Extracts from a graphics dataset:

— START —

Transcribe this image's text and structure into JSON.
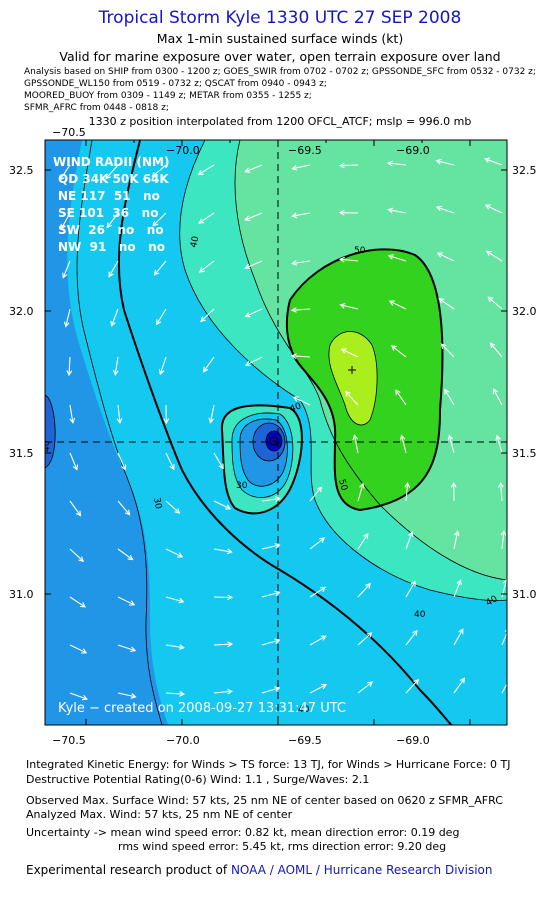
{
  "header": {
    "title": "Tropical Storm Kyle 1330 UTC 27 SEP 2008",
    "subtitle1": "Max 1-min sustained surface winds (kt)",
    "subtitle2": "Valid for marine exposure over water, open terrain exposure over land",
    "analysis_lines": [
      "Analysis based on   SHIP from 0300 - 1200 z;  GOES_SWIR from 0702 - 0702 z;  GPSSONDE_SFC from 0532 - 0732 z;",
      "GPSSONDE_WL150 from 0519 - 0732 z;  QSCAT from 0940 - 0943 z;",
      "MOORED_BUOY from 0309 - 1149 z;   METAR from 0355 - 1255 z;",
      "SFMR_AFRC from 0448 - 0818 z;"
    ],
    "interp_line": "1330 z position interpolated from 1200 OFCL_ATCF; mslp = 996.0 mb"
  },
  "map": {
    "top_ticks": [
      "−70.5",
      "−70.0",
      "−69.5",
      "−69.0"
    ],
    "bottom_ticks": [
      "−70.5",
      "−70.0",
      "−69.5",
      "−69.0"
    ],
    "left_ticks": [
      "32.5",
      "32.0",
      "31.5",
      "31.0"
    ],
    "right_ticks": [
      "32.5",
      "32.0",
      "31.5",
      "31.0"
    ],
    "contour_labels": [
      "50",
      "40",
      "40",
      "30",
      "30",
      "50",
      "40",
      "40",
      "40",
      "40"
    ],
    "colors": {
      "c_low": "#1e64d4",
      "c_20": "#2296e6",
      "c_30": "#14c8f0",
      "c_40": "#3ce6c0",
      "c_45": "#64e4a0",
      "c_50": "#32d21e",
      "c_55": "#aaee1e",
      "center_dark": "#0000c8",
      "title_blue": "#1515c8"
    },
    "center_symbol": "center-marker-icon",
    "max_wind_symbol": "plus-icon",
    "wind_radii": {
      "header": "WIND RADII (NM)",
      "columns": "QD 34K 50K 64K",
      "rows": [
        "NE 117  51   no",
        "SE 101  36   no",
        "SW  26   no   no",
        "NW  91   no   no"
      ]
    },
    "credit": "Kyle − created on 2008-09-27 13:31:47 UTC"
  },
  "footer": {
    "ike": "Integrated Kinetic Energy:  for Winds > TS force: 13 TJ,  for Winds > Hurricane Force: 0 TJ",
    "dpr": "Destructive Potential Rating(0-6)   Wind: 1.1 , Surge/Waves: 2.1",
    "observed": "Observed Max. Surface Wind: 57 kts, 25 nm NE of center based on 0620 z SFMR_AFRC",
    "analyzed": "Analyzed Max. Wind: 57 kts, 25 nm NE of center",
    "uncertainty1": "Uncertainty -> mean wind speed error: 0.82 kt,   mean direction error: 0.19 deg",
    "uncertainty2": "rms wind speed error: 5.45 kt,   rms direction error: 9.20 deg",
    "product_prefix": "Experimental research product of",
    "product_org": "NOAA / AOML / Hurricane Research Division"
  }
}
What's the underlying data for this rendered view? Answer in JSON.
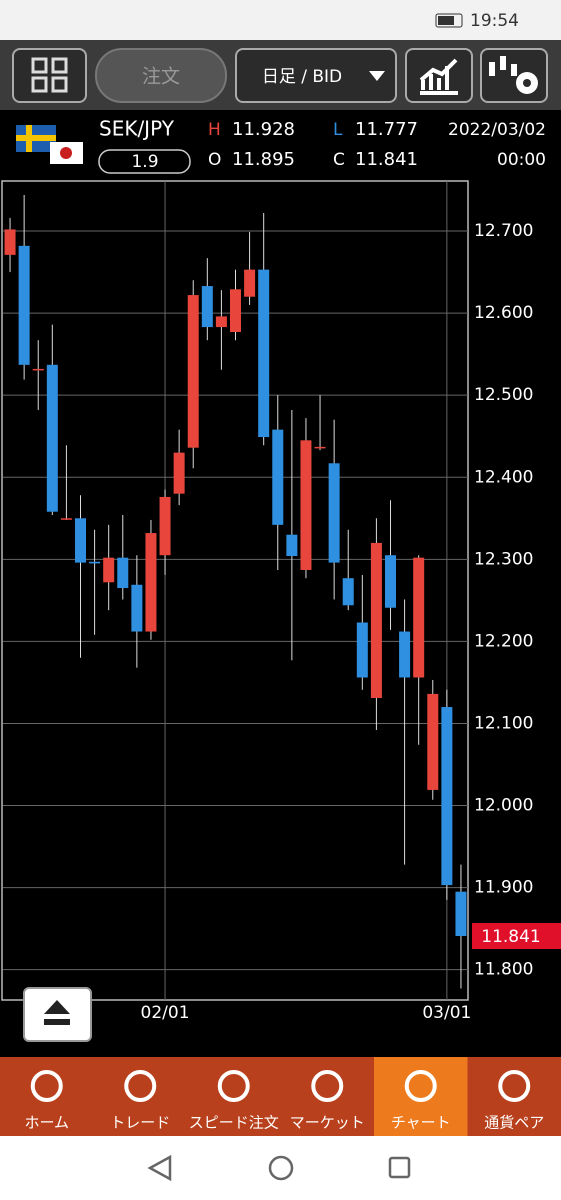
{
  "status_bar": {
    "time": "19:54"
  },
  "toolbar": {
    "order": "注文",
    "period": "日足 / BID"
  },
  "quote": {
    "symbol": "SEK/JPY",
    "spread": "1.9",
    "high_label": "H",
    "high": "11.928",
    "low_label": "L",
    "low": "11.777",
    "open_label": "O",
    "open": "11.895",
    "close_label": "C",
    "close": "11.841",
    "date": "2022/03/02",
    "time": "00:00"
  },
  "chart_data": {
    "type": "candlestick",
    "categories": [
      null,
      null,
      null,
      null,
      null,
      null,
      null,
      null,
      null,
      null,
      null,
      "02/01",
      null,
      null,
      null,
      null,
      null,
      null,
      null,
      null,
      null,
      null,
      null,
      null,
      null,
      null,
      null,
      null,
      null,
      null,
      null,
      "03/01",
      null
    ],
    "open": [
      12.671,
      12.682,
      12.532,
      12.537,
      12.35,
      12.35,
      12.297,
      12.272,
      12.302,
      12.269,
      12.212,
      12.305,
      12.38,
      12.436,
      12.633,
      12.583,
      12.577,
      12.62,
      12.653,
      12.458,
      12.33,
      12.287,
      12.437,
      12.417,
      12.277,
      12.223,
      12.131,
      12.305,
      12.212,
      12.156,
      12.019,
      12.12,
      11.895
    ],
    "high": [
      12.716,
      12.744,
      12.567,
      12.586,
      12.439,
      12.378,
      12.336,
      12.342,
      12.354,
      12.305,
      12.348,
      12.385,
      12.458,
      12.64,
      12.667,
      12.628,
      12.653,
      12.699,
      12.722,
      12.5,
      12.482,
      12.472,
      12.5,
      12.47,
      12.336,
      12.281,
      12.35,
      12.372,
      12.251,
      12.305,
      12.153,
      12.141,
      11.928
    ],
    "low": [
      12.65,
      12.519,
      12.482,
      12.354,
      12.348,
      12.18,
      12.208,
      12.238,
      12.251,
      12.168,
      12.202,
      12.281,
      12.366,
      12.411,
      12.567,
      12.531,
      12.567,
      12.61,
      12.439,
      12.287,
      12.177,
      12.277,
      12.433,
      12.251,
      12.238,
      12.141,
      12.092,
      12.214,
      11.928,
      12.074,
      12.007,
      11.885,
      11.777
    ],
    "close": [
      12.702,
      12.537,
      12.532,
      12.358,
      12.35,
      12.296,
      12.295,
      12.302,
      12.265,
      12.212,
      12.332,
      12.376,
      12.43,
      12.622,
      12.583,
      12.596,
      12.629,
      12.653,
      12.449,
      12.342,
      12.304,
      12.445,
      12.437,
      12.296,
      12.244,
      12.156,
      12.32,
      12.241,
      12.156,
      12.302,
      12.136,
      11.903,
      11.841
    ],
    "up_color": "#e8453c",
    "down_color": "#2f8fe0",
    "ylim": [
      11.763,
      12.761
    ],
    "yticks": [
      {
        "value": 11.8,
        "label": "11.800"
      },
      {
        "value": 11.9,
        "label": "11.900"
      },
      {
        "value": 12.0,
        "label": "12.000"
      },
      {
        "value": 12.1,
        "label": "12.100"
      },
      {
        "value": 12.2,
        "label": "12.200"
      },
      {
        "value": 12.3,
        "label": "12.300"
      },
      {
        "value": 12.4,
        "label": "12.400"
      },
      {
        "value": 12.5,
        "label": "12.500"
      },
      {
        "value": 12.6,
        "label": "12.600"
      },
      {
        "value": 12.7,
        "label": "12.700"
      }
    ],
    "grid": true
  },
  "nav": {
    "items": [
      "ホーム",
      "トレード",
      "スピード注文",
      "マーケット",
      "チャート",
      "通貨ペア"
    ],
    "selected": 4
  }
}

— END —

TASK INSTRUCTIONS
Take every line that includes the string "based" and copy it.

RESULT BELOW
      "Analysis based on   SHIP from 0300 - 1200 z;  GOES_SWIR from 0702 - 0702 z;  GPSSONDE_SFC from 0532 - 0732 z;",
    "observed": "Observed Max. Surface Wind: 57 kts, 25 nm NE of center based on 0620 z SFMR_AFRC",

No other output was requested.